* RECORDS FOR THIS TASK *
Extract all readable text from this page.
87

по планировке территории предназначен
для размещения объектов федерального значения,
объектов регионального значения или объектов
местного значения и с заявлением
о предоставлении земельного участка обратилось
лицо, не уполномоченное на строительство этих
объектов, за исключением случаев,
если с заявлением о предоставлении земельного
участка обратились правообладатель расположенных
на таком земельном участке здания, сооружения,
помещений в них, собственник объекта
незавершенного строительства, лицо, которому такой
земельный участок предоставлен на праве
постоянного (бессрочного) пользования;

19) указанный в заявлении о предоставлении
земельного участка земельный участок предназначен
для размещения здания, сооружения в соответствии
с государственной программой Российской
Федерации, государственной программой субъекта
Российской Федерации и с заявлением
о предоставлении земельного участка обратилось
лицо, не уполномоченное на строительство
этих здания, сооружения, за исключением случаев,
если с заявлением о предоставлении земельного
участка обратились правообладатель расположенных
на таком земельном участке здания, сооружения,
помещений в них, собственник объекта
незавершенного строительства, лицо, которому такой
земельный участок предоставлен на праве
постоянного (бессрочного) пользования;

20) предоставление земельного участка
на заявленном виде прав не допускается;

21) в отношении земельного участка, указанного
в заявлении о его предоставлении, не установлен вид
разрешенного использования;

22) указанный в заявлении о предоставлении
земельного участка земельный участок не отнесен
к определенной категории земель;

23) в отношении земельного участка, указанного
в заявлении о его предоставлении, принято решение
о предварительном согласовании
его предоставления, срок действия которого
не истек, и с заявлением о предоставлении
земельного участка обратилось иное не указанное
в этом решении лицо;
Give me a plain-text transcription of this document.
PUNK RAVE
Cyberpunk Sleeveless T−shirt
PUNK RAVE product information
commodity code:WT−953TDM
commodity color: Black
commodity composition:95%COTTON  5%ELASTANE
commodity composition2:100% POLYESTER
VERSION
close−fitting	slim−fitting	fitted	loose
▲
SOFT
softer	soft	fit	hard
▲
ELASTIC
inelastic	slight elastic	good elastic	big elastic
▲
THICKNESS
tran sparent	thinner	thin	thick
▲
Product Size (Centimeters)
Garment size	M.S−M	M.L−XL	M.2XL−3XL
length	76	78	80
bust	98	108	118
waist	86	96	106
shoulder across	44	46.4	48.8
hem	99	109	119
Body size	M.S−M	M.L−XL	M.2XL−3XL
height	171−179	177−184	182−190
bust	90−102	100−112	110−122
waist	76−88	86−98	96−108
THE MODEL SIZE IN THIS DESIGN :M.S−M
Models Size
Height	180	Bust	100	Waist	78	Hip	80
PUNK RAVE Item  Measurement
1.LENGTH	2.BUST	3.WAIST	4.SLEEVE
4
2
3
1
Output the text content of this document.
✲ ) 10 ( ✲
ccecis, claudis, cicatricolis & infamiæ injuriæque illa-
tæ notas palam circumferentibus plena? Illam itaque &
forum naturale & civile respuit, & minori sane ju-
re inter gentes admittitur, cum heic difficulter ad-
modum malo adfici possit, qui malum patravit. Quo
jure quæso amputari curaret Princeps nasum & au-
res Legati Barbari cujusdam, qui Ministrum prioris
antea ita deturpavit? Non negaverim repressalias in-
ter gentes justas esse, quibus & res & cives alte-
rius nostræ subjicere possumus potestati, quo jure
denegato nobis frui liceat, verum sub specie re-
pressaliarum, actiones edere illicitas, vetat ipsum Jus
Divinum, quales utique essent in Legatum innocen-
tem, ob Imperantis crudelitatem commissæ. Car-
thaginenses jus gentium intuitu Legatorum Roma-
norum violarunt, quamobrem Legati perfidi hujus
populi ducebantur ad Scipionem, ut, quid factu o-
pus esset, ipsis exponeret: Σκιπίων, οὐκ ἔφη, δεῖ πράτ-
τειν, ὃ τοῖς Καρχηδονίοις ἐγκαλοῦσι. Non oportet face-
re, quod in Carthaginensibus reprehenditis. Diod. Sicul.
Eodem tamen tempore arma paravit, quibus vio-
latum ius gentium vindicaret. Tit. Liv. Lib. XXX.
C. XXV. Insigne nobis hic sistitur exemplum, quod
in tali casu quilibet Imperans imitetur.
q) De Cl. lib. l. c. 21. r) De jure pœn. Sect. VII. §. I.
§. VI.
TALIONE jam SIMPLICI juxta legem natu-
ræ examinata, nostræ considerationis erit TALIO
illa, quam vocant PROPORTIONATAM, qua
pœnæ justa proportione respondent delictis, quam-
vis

* TASK TO COMPLETE *
The whole listing above needs to be written out again exactly.

* COMPLETE RESPONSE *
Extract all readable text from this page.
87

по планировке территории предназначен
для размещения объектов федерального значения,
объектов регионального значения или объектов
местного значения и с заявлением
о предоставлении земельного участка обратилось
лицо, не уполномоченное на строительство этих
объектов, за исключением случаев,
если с заявлением о предоставлении земельного
участка обратились правообладатель расположенных
на таком земельном участке здания, сооружения,
помещений в них, собственник объекта
незавершенного строительства, лицо, которому такой
земельный участок предоставлен на праве
постоянного (бессрочного) пользования;

19) указанный в заявлении о предоставлении
земельного участка земельный участок предназначен
для размещения здания, сооружения в соответствии
с государственной программой Российской
Федерации, государственной программой субъекта
Российской Федерации и с заявлением
о предоставлении земельного участка обратилось
лицо, не уполномоченное на строительство
этих здания, сооружения, за исключением случаев,
если с заявлением о предоставлении земельного
участка обратились правообладатель расположенных
на таком земельном участке здания, сооружения,
помещений в них, собственник объекта
незавершенного строительства, лицо, которому такой
земельный участок предоставлен на праве
постоянного (бессрочного) пользования;

20) предоставление земельного участка
на заявленном виде прав не допускается;

21) в отношении земельного участка, указанного
в заявлении о его предоставлении, не установлен вид
разрешенного использования;

22) указанный в заявлении о предоставлении
земельного участка земельный участок не отнесен
к определенной категории земель;

23) в отношении земельного участка, указанного
в заявлении о его предоставлении, принято решение
о предварительном согласовании
его предоставления, срок действия которого
не истек, и с заявлением о предоставлении
земельного участка обратилось иное не указанное
в этом решении лицо;
Give me a plain-text transcription of this document.
PUNK RAVE
Cyberpunk Sleeveless T−shirt
PUNK RAVE product information
commodity code:WT−953TDM
commodity color: Black
commodity composition:95%COTTON  5%ELASTANE
commodity composition2:100% POLYESTER
VERSION
close−fitting	slim−fitting	fitted	loose
▲
SOFT
softer	soft	fit	hard
▲
ELASTIC
inelastic	slight elastic	good elastic	big elastic
▲
THICKNESS
tran sparent	thinner	thin	thick
▲
Product Size (Centimeters)
Garment size	M.S−M	M.L−XL	M.2XL−3XL
length	76	78	80
bust	98	108	118
waist	86	96	106
shoulder across	44	46.4	48.8
hem	99	109	119
Body size	M.S−M	M.L−XL	M.2XL−3XL
height	171−179	177−184	182−190
bust	90−102	100−112	110−122
waist	76−88	86−98	96−108
THE MODEL SIZE IN THIS DESIGN :M.S−M
Models Size
Height	180	Bust	100	Waist	78	Hip	80
PUNK RAVE Item  Measurement
1.LENGTH	2.BUST	3.WAIST	4.SLEEVE
4
2
3
1
Output the text content of this document.
✲ ) 10 ( ✲
ccecis, claudis, cicatricolis & infamiæ injuriæque illa-
tæ notas palam circumferentibus plena? Illam itaque &
forum naturale & civile respuit, & minori sane ju-
re inter gentes admittitur, cum heic difficulter ad-
modum malo adfici possit, qui malum patravit. Quo
jure quæso amputari curaret Princeps nasum & au-
res Legati Barbari cujusdam, qui Ministrum prioris
antea ita deturpavit? Non negaverim repressalias in-
ter gentes justas esse, quibus & res & cives alte-
rius nostræ subjicere possumus potestati, quo jure
denegato nobis frui liceat, verum sub specie re-
pressaliarum, actiones edere illicitas, vetat ipsum Jus
Divinum, quales utique essent in Legatum innocen-
tem, ob Imperantis crudelitatem commissæ. Car-
thaginenses jus gentium intuitu Legatorum Roma-
norum violarunt, quamobrem Legati perfidi hujus
populi ducebantur ad Scipionem, ut, quid factu o-
pus esset, ipsis exponeret: Σκιπίων, οὐκ ἔφη, δεῖ πράτ-
τειν, ὃ τοῖς Καρχηδονίοις ἐγκαλοῦσι. Non oportet face-
re, quod in Carthaginensibus reprehenditis. Diod. Sicul.
Eodem tamen tempore arma paravit, quibus vio-
latum ius gentium vindicaret. Tit. Liv. Lib. XXX.
C. XXV. Insigne nobis hic sistitur exemplum, quod
in tali casu quilibet Imperans imitetur.
q) De Cl. lib. l. c. 21. r) De jure pœn. Sect. VII. §. I.
§. VI.
TALIONE jam SIMPLICI juxta legem natu-
ræ examinata, nostræ considerationis erit TALIO
illa, quam vocant PROPORTIONATAM, qua
pœnæ justa proportione respondent delictis, quam-
vis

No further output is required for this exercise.